*Prompt:* Every record must be transcribed in its entirety, apart from the images, which are to be omitted.

□ □ □

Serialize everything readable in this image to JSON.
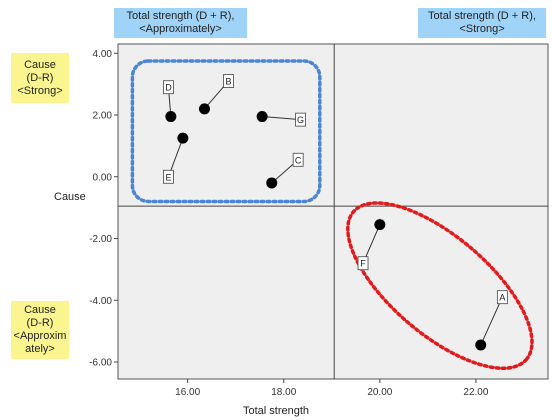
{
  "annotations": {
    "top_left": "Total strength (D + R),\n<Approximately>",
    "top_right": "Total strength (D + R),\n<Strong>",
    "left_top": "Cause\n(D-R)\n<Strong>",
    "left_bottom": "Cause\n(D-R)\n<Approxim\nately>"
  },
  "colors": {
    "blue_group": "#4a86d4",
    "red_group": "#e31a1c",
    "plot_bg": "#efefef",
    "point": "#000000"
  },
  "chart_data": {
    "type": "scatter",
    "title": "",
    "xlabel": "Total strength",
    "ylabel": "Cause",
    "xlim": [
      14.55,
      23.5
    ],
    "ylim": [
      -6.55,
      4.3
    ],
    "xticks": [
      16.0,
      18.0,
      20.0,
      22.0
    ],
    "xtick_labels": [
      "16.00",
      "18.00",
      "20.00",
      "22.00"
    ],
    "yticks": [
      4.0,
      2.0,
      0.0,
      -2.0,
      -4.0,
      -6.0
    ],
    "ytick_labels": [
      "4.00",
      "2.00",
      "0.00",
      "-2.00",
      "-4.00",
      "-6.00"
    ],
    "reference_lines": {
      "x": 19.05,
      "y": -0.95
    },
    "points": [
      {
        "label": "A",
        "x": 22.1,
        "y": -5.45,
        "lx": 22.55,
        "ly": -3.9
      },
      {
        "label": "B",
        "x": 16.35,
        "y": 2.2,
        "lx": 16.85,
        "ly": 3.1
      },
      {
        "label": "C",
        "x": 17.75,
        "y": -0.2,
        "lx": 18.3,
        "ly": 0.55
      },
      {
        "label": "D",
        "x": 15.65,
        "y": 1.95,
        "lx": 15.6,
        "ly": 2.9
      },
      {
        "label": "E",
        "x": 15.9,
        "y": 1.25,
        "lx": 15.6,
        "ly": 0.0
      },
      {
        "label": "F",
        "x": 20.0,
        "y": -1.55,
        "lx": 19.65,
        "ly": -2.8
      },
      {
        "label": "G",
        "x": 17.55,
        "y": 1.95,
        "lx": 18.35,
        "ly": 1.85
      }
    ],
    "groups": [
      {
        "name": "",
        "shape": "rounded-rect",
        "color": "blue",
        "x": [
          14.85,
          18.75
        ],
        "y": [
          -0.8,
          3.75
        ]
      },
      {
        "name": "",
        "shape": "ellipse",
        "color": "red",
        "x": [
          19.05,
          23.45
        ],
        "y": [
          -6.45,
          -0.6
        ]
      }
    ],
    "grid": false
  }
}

□ □ □

*Task response:*
Serialize everything readable in this image to JSON.
{
  "annotations": {
    "top_left": "Total strength (D + R),\n<Approximately>",
    "top_right": "Total strength (D + R),\n<Strong>",
    "left_top": "Cause\n(D-R)\n<Strong>",
    "left_bottom": "Cause\n(D-R)\n<Approxim\nately>"
  },
  "colors": {
    "blue_group": "#4a86d4",
    "red_group": "#e31a1c",
    "plot_bg": "#efefef",
    "point": "#000000"
  },
  "chart_data": {
    "type": "scatter",
    "title": "",
    "xlabel": "Total strength",
    "ylabel": "Cause",
    "xlim": [
      14.55,
      23.5
    ],
    "ylim": [
      -6.55,
      4.3
    ],
    "xticks": [
      16.0,
      18.0,
      20.0,
      22.0
    ],
    "xtick_labels": [
      "16.00",
      "18.00",
      "20.00",
      "22.00"
    ],
    "yticks": [
      4.0,
      2.0,
      0.0,
      -2.0,
      -4.0,
      -6.0
    ],
    "ytick_labels": [
      "4.00",
      "2.00",
      "0.00",
      "-2.00",
      "-4.00",
      "-6.00"
    ],
    "reference_lines": {
      "x": 19.05,
      "y": -0.95
    },
    "points": [
      {
        "label": "A",
        "x": 22.1,
        "y": -5.45,
        "lx": 22.55,
        "ly": -3.9
      },
      {
        "label": "B",
        "x": 16.35,
        "y": 2.2,
        "lx": 16.85,
        "ly": 3.1
      },
      {
        "label": "C",
        "x": 17.75,
        "y": -0.2,
        "lx": 18.3,
        "ly": 0.55
      },
      {
        "label": "D",
        "x": 15.65,
        "y": 1.95,
        "lx": 15.6,
        "ly": 2.9
      },
      {
        "label": "E",
        "x": 15.9,
        "y": 1.25,
        "lx": 15.6,
        "ly": 0.0
      },
      {
        "label": "F",
        "x": 20.0,
        "y": -1.55,
        "lx": 19.65,
        "ly": -2.8
      },
      {
        "label": "G",
        "x": 17.55,
        "y": 1.95,
        "lx": 18.35,
        "ly": 1.85
      }
    ],
    "groups": [
      {
        "name": "",
        "shape": "rounded-rect",
        "color": "blue",
        "x": [
          14.85,
          18.75
        ],
        "y": [
          -0.8,
          3.75
        ]
      },
      {
        "name": "",
        "shape": "ellipse",
        "color": "red",
        "x": [
          19.05,
          23.45
        ],
        "y": [
          -6.45,
          -0.6
        ]
      }
    ],
    "grid": false
  }
}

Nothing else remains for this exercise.